WHAT TO DO: Check every line of the material below for the string "bottom", and return the ones that have it.

DATA PROVIDED:

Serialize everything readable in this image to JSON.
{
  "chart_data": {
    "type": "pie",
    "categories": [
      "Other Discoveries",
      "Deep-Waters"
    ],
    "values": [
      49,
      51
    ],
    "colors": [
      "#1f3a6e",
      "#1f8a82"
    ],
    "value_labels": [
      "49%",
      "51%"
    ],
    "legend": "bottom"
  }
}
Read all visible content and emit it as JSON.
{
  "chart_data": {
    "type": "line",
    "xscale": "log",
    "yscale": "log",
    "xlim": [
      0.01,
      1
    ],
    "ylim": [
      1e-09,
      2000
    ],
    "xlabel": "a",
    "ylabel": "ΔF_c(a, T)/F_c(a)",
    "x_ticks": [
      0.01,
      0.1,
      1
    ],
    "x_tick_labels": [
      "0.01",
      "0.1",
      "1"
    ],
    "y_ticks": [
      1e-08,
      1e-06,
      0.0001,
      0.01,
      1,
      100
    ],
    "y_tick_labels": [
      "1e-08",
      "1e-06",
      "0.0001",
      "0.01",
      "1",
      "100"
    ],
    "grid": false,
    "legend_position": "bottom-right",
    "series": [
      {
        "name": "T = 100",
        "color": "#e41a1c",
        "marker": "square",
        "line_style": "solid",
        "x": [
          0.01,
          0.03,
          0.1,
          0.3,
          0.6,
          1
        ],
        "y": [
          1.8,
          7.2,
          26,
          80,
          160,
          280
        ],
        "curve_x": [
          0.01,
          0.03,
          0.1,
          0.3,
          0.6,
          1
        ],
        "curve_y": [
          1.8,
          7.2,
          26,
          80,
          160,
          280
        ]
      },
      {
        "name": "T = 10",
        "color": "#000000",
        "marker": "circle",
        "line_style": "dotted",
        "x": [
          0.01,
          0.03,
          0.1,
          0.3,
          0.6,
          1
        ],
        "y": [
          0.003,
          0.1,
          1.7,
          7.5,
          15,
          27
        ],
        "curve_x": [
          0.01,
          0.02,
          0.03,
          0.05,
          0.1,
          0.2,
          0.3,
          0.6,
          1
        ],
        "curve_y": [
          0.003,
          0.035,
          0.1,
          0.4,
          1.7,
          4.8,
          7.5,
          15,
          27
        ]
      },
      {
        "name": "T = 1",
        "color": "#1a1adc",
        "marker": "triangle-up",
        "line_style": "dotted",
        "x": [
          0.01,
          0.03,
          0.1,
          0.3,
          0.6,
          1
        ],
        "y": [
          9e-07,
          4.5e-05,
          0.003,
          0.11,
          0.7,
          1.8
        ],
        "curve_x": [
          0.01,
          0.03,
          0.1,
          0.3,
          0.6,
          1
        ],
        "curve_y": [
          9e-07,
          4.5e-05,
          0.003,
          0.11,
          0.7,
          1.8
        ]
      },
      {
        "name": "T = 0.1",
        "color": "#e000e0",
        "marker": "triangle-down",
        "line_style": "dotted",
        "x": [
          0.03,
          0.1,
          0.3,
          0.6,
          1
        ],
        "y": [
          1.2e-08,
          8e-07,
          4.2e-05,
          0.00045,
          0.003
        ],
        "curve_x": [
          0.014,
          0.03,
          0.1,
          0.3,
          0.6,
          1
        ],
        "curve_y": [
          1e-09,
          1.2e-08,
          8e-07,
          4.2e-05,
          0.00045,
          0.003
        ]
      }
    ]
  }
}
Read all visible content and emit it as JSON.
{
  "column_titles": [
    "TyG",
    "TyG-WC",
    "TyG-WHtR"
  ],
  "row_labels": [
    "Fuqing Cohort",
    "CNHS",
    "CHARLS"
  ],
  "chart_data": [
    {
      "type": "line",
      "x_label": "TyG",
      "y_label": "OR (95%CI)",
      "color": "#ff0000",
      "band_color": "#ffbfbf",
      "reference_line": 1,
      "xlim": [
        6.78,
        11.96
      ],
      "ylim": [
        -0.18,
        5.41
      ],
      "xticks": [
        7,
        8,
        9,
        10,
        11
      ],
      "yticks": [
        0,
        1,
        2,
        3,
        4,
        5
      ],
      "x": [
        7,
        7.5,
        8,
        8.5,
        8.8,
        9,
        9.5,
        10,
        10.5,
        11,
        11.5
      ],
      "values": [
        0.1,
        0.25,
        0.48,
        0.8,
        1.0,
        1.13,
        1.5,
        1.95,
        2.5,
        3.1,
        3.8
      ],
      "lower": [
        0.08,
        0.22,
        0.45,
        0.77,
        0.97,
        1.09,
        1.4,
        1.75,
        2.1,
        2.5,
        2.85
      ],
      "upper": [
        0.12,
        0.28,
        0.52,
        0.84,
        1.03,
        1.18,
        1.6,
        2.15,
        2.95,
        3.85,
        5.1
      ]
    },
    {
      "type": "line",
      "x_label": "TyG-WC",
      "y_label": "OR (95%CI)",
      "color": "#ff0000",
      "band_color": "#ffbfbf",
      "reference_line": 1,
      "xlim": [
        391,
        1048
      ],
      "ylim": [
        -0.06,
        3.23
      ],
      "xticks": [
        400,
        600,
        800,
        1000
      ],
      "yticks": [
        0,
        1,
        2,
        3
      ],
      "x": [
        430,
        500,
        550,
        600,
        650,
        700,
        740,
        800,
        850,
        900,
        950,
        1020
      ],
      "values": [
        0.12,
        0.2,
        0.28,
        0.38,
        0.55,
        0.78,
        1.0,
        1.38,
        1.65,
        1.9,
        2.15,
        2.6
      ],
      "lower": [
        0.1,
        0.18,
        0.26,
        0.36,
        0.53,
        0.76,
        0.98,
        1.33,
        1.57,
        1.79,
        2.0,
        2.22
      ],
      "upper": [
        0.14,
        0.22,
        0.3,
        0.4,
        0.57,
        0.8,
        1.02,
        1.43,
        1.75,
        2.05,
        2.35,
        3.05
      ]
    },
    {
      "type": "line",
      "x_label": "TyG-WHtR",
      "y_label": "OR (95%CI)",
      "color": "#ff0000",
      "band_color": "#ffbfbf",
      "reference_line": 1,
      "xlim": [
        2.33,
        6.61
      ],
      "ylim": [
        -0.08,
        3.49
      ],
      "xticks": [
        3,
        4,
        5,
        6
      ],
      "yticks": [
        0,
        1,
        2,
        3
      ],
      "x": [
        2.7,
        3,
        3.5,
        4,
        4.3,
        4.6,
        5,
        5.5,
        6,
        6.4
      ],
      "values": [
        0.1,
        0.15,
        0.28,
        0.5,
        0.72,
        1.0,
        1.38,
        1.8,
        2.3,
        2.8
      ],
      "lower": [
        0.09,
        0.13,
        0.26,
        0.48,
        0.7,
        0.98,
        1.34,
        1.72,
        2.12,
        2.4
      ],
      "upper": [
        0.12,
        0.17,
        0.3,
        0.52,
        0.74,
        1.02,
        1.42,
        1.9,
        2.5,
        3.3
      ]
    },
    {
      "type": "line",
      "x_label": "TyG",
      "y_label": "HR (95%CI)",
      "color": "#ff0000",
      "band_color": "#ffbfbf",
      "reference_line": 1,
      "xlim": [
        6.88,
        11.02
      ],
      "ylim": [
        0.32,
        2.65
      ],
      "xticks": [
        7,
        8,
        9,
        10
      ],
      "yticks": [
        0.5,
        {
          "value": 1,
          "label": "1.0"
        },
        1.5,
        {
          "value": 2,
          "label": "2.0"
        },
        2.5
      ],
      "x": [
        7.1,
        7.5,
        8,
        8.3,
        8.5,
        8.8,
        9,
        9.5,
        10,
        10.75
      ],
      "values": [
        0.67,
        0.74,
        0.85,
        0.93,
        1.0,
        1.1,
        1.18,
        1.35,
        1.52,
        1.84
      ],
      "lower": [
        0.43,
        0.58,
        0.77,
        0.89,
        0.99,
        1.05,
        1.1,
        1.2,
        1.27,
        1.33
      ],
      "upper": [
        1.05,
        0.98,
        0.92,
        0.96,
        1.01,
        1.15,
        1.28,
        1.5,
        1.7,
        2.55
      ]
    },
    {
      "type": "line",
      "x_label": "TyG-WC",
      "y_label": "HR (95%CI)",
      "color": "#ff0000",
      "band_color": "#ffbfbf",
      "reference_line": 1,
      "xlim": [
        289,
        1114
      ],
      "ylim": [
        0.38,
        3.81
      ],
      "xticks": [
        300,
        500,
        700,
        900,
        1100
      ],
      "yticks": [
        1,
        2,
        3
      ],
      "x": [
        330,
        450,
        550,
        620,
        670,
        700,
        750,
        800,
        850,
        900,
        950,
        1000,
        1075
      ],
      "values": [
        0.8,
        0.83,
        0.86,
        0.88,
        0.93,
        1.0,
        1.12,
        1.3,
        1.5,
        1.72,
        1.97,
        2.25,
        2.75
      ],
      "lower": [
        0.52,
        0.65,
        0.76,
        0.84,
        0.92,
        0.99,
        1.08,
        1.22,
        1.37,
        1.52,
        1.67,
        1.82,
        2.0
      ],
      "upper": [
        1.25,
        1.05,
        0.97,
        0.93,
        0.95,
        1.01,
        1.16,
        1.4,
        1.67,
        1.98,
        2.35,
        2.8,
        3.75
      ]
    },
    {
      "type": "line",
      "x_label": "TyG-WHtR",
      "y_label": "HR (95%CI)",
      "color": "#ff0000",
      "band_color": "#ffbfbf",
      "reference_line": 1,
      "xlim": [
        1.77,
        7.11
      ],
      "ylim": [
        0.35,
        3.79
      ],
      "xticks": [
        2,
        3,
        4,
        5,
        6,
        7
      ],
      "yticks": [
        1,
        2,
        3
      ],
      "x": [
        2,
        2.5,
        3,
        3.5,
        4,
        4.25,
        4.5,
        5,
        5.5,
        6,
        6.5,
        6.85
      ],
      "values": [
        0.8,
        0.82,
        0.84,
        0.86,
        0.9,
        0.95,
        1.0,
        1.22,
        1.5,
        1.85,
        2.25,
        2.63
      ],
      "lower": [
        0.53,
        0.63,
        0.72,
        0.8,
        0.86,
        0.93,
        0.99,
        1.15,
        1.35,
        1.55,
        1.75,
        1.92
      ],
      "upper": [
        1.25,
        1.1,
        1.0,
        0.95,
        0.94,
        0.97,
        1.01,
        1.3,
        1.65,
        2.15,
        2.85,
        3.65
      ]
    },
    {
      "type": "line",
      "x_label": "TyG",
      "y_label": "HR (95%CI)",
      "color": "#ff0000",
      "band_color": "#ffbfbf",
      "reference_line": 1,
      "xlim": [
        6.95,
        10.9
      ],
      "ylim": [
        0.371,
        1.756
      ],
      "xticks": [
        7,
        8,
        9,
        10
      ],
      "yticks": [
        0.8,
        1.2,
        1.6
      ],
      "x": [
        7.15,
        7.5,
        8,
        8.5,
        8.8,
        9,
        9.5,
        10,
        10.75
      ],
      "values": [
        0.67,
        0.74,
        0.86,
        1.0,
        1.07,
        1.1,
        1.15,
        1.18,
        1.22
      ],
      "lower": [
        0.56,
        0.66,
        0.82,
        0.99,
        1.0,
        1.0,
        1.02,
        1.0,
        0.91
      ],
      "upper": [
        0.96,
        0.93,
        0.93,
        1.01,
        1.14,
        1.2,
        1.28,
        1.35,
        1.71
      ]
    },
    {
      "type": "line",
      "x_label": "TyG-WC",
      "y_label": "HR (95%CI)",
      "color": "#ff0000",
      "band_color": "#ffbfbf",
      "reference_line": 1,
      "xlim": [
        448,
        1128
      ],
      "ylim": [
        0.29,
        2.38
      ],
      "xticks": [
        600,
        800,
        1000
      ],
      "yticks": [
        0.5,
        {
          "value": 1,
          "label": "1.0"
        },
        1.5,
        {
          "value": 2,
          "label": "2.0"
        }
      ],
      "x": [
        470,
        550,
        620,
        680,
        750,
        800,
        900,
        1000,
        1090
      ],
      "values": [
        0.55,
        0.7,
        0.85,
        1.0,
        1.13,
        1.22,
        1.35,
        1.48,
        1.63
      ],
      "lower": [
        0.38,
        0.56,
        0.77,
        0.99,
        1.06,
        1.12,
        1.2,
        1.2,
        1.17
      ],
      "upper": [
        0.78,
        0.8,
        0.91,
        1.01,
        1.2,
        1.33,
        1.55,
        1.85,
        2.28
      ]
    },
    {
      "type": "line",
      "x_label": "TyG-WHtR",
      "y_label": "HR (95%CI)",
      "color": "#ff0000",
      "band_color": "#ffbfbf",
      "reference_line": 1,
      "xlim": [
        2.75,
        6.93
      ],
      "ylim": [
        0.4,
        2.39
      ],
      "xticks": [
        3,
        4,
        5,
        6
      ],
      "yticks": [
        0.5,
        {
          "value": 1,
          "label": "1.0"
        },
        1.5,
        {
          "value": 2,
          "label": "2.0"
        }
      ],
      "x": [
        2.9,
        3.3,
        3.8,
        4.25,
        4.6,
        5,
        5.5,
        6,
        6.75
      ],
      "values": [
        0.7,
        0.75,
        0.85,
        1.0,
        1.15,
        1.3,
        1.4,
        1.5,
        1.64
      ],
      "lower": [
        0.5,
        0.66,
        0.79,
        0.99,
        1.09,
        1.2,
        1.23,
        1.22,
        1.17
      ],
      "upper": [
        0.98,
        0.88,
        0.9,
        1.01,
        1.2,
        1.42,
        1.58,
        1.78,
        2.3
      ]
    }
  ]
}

THE ANSWER:
    "legend": "bottom"
    "legend_position": "bottom-right",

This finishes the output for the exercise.